══ Entries

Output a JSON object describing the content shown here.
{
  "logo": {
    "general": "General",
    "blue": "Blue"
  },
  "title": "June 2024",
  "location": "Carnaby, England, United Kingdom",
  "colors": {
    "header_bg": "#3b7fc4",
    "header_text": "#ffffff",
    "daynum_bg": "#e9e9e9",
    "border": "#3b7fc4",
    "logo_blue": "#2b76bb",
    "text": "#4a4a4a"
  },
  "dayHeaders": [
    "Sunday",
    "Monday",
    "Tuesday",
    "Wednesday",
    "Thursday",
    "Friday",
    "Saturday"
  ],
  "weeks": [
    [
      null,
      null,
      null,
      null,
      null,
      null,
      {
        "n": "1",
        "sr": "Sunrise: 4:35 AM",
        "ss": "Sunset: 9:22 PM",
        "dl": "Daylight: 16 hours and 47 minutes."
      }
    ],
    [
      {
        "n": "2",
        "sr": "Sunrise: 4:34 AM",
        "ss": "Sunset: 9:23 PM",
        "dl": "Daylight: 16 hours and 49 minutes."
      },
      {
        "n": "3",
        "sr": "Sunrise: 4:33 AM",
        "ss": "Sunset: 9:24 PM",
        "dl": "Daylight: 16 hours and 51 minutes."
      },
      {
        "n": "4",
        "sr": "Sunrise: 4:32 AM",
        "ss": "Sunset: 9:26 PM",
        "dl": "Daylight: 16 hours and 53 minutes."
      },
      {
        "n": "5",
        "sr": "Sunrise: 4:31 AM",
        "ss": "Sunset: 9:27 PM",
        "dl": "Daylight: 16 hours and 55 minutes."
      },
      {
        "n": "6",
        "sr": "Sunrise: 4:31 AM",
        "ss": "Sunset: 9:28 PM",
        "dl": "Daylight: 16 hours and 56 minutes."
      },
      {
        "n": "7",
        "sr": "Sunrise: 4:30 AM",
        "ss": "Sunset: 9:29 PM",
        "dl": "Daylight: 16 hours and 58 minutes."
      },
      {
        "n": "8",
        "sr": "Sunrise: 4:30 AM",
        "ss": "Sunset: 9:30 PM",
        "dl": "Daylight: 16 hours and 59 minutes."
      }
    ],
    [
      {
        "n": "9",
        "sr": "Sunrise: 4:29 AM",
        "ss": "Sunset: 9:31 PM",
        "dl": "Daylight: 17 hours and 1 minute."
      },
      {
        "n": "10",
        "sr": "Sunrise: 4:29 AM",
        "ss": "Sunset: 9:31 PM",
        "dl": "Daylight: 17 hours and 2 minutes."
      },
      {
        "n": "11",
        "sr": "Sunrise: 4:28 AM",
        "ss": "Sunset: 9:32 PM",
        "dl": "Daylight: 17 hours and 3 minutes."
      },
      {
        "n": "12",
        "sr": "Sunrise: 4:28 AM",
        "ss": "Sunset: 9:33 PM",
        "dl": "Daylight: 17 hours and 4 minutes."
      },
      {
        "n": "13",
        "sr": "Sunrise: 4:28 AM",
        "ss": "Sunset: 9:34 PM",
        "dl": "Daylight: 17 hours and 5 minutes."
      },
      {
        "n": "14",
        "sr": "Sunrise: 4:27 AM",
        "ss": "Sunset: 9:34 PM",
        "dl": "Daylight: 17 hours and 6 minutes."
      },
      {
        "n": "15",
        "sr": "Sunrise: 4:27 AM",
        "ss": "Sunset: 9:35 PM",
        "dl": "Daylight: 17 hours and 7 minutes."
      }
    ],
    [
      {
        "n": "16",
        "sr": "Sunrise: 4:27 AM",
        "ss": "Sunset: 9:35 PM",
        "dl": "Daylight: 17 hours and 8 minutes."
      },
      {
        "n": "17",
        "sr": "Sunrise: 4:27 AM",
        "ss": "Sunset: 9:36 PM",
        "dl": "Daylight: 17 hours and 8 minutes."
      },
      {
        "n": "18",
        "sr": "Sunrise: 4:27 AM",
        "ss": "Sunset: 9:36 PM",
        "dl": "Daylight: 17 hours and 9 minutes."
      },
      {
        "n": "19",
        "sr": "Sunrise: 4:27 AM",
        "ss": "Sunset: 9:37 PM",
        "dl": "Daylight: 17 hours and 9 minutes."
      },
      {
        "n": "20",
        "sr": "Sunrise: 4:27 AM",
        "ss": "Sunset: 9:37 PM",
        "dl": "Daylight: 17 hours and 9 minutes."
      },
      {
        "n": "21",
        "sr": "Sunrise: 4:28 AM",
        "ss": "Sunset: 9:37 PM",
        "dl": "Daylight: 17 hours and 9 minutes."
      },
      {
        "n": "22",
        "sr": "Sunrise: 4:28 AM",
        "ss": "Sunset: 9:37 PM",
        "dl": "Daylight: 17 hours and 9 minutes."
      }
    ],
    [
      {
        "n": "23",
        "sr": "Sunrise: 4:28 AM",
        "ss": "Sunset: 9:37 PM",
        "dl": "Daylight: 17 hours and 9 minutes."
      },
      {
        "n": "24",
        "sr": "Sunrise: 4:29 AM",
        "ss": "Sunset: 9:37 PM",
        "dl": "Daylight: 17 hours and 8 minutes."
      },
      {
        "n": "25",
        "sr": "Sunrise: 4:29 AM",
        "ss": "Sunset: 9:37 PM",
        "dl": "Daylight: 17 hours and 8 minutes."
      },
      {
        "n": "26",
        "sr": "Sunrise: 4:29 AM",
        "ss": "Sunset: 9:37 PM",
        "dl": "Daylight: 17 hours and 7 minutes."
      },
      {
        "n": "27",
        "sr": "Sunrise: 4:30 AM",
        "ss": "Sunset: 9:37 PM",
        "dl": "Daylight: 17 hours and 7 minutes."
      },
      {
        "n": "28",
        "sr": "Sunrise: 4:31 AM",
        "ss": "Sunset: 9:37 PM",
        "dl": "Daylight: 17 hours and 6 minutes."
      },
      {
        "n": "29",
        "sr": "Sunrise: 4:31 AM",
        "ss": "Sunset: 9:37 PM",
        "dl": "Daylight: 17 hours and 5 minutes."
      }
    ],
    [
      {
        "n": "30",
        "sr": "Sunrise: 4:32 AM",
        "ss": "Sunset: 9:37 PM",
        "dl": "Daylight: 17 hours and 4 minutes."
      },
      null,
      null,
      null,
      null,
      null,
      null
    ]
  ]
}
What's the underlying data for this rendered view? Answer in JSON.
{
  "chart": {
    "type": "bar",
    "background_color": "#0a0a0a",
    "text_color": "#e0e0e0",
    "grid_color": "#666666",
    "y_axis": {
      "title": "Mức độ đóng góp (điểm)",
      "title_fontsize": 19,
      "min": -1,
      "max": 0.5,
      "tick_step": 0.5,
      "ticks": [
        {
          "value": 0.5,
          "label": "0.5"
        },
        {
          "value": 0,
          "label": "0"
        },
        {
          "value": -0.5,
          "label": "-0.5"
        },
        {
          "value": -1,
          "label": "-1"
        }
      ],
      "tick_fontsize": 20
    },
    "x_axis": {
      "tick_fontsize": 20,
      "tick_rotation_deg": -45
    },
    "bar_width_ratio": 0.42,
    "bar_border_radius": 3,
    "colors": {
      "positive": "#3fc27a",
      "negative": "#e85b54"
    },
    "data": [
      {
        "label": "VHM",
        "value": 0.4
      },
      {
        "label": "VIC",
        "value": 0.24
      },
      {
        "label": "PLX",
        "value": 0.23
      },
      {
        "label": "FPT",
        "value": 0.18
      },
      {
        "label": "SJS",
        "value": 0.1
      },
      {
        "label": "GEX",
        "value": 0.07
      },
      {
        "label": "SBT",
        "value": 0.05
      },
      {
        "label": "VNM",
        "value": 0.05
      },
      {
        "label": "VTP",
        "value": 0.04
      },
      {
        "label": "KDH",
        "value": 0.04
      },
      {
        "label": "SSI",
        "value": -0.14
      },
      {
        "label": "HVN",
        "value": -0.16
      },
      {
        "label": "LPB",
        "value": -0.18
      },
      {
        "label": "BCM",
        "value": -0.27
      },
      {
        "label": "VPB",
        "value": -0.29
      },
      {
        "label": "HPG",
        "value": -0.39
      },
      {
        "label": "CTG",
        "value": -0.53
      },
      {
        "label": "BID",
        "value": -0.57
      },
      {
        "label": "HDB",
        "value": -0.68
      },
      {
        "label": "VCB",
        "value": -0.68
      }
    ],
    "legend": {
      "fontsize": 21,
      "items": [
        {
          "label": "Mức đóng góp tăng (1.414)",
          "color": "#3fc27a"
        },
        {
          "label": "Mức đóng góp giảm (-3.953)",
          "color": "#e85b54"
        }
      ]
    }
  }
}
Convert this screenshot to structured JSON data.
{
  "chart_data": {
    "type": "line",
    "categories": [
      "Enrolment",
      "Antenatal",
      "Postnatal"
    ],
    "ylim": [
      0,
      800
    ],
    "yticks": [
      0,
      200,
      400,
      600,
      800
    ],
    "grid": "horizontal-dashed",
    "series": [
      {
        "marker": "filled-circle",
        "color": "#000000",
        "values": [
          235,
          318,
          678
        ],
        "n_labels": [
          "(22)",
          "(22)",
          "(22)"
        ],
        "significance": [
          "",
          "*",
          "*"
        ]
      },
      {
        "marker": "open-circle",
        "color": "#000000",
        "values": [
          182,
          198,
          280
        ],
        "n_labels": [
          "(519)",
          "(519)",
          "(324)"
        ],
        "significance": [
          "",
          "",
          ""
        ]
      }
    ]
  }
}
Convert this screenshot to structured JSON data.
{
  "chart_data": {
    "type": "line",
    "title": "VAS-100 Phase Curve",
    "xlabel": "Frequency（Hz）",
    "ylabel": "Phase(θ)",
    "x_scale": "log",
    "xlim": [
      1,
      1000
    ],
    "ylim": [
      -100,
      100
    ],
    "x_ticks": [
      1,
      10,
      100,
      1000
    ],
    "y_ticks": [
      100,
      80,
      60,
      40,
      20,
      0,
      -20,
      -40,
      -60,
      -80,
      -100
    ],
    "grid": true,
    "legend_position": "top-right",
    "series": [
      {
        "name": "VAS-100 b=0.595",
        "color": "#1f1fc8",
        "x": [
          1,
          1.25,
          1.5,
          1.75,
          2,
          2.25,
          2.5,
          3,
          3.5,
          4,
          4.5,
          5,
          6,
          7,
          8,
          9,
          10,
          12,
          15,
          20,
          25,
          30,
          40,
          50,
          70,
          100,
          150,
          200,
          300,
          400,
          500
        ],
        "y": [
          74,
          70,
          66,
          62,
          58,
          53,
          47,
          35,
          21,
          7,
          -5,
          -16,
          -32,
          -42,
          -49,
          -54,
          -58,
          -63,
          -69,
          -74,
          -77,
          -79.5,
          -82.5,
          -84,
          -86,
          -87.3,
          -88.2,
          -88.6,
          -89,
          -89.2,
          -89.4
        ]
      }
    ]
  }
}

════

### [Problem statement]
Reply with nothing except the number of lines in the listing above that include the string "đóng".

### [The result]
3